■ **Task to complete**
Copy out each line below that has the word "direction" in it.

■ **Records provided**
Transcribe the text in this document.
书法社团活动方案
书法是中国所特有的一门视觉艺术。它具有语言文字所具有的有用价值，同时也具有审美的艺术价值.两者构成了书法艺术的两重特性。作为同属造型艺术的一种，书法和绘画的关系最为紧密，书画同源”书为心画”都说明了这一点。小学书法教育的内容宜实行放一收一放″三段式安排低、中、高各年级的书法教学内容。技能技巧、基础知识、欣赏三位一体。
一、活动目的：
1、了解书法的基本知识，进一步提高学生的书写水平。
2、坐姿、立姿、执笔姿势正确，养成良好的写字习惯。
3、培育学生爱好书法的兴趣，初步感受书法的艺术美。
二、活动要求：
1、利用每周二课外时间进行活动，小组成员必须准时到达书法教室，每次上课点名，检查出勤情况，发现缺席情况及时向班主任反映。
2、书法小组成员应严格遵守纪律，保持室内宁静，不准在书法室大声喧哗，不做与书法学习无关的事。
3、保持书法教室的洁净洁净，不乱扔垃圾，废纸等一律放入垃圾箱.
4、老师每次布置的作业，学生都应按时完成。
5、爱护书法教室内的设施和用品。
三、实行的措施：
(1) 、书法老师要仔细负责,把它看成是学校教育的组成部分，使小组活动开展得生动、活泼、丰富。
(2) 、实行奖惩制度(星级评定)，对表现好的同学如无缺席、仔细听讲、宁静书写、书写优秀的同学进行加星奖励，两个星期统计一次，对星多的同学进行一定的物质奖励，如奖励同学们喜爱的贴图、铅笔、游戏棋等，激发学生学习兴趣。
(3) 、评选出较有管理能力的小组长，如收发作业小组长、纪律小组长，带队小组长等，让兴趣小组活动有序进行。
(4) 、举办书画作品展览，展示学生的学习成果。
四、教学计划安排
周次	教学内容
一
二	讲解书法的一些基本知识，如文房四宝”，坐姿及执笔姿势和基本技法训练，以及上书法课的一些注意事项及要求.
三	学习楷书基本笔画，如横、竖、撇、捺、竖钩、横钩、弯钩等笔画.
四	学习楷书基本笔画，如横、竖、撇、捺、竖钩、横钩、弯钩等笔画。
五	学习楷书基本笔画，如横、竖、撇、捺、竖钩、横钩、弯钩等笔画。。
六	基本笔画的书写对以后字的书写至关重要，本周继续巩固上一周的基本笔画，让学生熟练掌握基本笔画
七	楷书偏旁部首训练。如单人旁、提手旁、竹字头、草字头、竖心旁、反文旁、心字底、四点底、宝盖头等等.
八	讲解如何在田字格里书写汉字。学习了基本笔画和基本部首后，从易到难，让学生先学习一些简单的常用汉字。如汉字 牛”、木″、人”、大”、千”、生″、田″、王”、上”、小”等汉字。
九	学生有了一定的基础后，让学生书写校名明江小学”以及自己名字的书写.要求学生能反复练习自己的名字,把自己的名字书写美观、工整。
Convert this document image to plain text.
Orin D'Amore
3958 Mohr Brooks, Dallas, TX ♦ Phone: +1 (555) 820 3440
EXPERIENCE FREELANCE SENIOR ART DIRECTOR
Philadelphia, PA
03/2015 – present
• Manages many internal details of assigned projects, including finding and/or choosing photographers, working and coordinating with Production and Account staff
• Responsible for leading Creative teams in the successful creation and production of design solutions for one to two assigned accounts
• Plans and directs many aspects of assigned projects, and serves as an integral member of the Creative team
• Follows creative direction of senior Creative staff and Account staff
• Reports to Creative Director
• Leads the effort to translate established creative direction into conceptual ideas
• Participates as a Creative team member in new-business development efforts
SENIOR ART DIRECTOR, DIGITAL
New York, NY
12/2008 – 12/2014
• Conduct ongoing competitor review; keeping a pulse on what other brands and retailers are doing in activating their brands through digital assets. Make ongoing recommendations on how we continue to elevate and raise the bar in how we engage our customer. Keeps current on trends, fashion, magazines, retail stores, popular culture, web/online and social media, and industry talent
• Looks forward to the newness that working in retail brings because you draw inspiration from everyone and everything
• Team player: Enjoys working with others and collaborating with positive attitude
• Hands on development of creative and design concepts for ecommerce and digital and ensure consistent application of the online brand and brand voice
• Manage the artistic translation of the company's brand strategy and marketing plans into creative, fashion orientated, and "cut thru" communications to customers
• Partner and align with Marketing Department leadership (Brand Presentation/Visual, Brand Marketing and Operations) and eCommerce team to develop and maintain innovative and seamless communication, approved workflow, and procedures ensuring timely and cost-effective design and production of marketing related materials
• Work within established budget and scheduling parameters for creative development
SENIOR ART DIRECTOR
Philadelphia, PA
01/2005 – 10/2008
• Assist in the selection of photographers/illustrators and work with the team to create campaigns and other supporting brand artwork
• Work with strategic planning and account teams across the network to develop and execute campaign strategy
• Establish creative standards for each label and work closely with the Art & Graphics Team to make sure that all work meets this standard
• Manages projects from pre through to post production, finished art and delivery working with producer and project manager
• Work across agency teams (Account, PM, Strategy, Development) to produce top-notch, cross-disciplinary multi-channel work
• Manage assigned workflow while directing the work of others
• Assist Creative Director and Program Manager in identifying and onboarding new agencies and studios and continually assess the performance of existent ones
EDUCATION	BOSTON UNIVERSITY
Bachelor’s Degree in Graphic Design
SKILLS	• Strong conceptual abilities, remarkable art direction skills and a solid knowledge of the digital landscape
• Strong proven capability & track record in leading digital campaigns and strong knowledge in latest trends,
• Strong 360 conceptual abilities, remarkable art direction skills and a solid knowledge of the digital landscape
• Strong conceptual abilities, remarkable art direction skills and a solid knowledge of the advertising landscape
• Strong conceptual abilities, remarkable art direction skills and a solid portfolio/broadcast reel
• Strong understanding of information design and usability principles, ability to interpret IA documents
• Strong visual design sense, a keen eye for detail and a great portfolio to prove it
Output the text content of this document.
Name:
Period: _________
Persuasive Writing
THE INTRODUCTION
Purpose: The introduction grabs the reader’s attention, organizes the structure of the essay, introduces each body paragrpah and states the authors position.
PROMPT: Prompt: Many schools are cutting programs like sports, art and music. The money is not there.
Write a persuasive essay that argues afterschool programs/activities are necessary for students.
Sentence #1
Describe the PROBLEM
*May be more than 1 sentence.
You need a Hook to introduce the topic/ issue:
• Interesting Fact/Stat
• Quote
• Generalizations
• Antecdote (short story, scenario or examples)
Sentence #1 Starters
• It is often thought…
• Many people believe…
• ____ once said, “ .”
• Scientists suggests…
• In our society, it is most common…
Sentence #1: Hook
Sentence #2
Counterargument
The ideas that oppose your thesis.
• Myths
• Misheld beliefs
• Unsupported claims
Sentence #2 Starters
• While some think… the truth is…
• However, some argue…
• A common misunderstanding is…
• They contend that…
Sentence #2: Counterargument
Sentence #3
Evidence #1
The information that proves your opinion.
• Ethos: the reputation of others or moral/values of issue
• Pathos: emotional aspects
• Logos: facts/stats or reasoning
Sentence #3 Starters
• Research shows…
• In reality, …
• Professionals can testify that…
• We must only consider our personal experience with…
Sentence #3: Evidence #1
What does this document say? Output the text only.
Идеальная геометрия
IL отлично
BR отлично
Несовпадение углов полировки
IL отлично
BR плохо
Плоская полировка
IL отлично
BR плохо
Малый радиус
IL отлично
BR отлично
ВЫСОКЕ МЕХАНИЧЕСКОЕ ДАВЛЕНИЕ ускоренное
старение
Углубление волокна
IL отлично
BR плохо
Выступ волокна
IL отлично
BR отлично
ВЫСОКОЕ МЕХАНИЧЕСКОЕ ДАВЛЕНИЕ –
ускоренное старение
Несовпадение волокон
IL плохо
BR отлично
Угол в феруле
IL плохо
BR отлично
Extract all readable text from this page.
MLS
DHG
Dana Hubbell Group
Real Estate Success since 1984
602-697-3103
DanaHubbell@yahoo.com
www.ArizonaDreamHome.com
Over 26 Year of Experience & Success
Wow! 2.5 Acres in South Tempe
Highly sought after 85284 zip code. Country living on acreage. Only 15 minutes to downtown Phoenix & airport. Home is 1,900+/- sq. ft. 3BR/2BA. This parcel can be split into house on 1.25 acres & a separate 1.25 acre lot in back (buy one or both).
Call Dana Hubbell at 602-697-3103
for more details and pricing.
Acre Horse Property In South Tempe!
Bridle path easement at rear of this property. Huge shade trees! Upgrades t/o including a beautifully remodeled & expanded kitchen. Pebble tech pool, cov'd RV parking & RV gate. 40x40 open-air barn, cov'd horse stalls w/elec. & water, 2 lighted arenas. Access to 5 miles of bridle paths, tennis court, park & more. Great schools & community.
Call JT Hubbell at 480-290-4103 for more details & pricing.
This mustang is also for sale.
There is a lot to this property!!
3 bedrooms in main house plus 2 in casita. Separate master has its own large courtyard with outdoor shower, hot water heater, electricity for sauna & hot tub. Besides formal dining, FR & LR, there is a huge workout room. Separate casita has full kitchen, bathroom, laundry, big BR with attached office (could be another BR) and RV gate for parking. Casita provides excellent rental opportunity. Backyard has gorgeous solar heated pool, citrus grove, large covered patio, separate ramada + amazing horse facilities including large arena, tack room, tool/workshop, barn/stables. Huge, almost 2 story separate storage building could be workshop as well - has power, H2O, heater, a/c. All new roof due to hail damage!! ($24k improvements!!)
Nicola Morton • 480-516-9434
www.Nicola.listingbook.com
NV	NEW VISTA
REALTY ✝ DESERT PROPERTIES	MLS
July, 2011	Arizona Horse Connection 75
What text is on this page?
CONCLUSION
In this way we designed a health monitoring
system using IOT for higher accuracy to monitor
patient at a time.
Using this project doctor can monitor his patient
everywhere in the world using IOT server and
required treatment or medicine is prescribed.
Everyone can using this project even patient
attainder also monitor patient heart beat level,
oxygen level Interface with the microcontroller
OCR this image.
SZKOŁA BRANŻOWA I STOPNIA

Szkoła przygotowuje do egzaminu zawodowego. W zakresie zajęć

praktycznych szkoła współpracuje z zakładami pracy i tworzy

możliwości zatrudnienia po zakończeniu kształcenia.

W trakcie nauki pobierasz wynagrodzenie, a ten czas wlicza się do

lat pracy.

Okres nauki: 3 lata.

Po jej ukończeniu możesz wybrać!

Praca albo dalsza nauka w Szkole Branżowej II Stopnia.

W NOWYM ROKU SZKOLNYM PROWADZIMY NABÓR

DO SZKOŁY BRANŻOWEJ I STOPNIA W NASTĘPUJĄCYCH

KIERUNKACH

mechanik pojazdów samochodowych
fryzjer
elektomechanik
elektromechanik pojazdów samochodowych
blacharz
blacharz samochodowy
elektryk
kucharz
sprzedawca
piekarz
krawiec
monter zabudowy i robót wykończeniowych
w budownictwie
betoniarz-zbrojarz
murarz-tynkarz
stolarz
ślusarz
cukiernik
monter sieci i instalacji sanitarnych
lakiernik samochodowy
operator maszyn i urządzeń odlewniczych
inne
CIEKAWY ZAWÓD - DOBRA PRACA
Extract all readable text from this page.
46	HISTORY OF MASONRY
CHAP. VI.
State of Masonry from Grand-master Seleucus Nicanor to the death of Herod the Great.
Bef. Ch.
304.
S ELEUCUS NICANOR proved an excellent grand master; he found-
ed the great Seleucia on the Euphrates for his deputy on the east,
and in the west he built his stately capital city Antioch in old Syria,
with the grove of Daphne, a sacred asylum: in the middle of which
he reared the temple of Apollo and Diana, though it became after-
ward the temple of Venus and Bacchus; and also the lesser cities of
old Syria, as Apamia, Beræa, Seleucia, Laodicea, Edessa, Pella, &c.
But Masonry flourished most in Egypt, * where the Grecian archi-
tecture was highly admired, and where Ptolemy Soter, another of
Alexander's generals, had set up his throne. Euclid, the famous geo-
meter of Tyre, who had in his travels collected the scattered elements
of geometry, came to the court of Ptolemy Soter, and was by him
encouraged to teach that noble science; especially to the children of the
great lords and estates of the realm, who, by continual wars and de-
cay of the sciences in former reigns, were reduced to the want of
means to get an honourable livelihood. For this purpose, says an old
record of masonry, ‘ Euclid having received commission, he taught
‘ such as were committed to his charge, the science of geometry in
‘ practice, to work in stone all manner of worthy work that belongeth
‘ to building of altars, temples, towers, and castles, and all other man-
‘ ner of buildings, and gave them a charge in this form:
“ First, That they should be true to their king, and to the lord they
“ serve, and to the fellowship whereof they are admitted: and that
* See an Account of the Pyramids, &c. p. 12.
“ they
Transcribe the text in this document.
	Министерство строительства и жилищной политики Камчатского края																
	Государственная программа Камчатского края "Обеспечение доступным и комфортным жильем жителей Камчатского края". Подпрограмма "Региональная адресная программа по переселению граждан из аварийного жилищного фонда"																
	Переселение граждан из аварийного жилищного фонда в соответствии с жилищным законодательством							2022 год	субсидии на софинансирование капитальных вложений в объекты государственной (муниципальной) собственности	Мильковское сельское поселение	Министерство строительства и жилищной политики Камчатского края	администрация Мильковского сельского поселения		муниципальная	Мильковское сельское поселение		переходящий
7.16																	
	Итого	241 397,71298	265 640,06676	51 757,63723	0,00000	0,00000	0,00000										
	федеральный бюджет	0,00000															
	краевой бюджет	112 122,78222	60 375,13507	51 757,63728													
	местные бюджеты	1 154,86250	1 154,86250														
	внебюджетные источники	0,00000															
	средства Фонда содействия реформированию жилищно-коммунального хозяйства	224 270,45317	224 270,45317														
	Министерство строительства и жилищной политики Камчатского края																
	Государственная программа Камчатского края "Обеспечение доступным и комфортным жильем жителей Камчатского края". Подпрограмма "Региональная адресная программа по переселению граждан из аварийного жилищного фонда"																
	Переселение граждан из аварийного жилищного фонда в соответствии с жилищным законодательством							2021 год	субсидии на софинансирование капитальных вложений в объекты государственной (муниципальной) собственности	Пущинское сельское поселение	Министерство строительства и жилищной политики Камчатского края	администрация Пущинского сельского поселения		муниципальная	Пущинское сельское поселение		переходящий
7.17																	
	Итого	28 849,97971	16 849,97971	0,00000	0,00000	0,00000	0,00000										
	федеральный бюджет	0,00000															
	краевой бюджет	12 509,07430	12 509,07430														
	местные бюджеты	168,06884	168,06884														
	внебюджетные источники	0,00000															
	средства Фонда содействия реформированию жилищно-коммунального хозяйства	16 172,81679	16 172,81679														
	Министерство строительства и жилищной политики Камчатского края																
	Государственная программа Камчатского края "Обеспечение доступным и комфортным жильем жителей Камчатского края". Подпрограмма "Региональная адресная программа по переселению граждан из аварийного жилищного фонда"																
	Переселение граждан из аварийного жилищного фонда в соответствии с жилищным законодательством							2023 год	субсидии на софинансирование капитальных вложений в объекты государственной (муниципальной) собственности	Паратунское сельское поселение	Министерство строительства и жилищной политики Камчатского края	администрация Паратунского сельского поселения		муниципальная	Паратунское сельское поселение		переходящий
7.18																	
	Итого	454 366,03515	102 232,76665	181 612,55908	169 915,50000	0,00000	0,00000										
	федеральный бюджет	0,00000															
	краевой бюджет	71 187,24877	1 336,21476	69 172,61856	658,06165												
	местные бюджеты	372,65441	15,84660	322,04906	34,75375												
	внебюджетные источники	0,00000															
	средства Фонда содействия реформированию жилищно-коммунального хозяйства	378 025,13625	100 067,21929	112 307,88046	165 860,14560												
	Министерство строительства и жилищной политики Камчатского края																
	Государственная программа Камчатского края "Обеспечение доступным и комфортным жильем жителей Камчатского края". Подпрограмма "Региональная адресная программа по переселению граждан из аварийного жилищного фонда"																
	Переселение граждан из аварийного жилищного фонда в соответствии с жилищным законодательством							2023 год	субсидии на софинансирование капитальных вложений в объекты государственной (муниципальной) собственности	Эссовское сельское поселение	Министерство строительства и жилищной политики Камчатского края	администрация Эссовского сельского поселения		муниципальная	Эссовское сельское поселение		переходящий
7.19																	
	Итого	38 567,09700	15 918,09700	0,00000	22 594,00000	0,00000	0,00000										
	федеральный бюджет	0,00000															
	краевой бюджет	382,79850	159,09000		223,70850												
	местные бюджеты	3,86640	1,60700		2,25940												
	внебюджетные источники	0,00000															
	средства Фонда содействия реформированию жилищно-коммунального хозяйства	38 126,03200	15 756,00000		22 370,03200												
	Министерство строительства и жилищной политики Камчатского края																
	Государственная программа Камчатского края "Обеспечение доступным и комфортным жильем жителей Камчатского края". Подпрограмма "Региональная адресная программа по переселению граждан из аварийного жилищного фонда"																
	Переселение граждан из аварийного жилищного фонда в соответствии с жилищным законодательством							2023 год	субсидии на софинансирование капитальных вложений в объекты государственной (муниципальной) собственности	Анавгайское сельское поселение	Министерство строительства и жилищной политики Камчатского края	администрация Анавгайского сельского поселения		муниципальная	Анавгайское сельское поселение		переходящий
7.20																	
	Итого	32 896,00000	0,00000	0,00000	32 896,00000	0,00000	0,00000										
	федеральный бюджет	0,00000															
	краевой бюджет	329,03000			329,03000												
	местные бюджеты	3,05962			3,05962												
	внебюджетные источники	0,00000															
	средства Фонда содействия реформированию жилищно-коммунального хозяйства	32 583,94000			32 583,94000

■ **Result below**
• Follows creative direction of senior Creative staff and Account staff
• Leads the effort to translate established creative direction into conceptual ideas
SKILLS	• Strong conceptual abilities, remarkable art direction skills and a solid knowledge of the digital landscape
• Strong 360 conceptual abilities, remarkable art direction skills and a solid knowledge of the digital landscape
• Strong conceptual abilities, remarkable art direction skills and a solid knowledge of the advertising landscape
• Strong conceptual abilities, remarkable art direction skills and a solid portfolio/broadcast reel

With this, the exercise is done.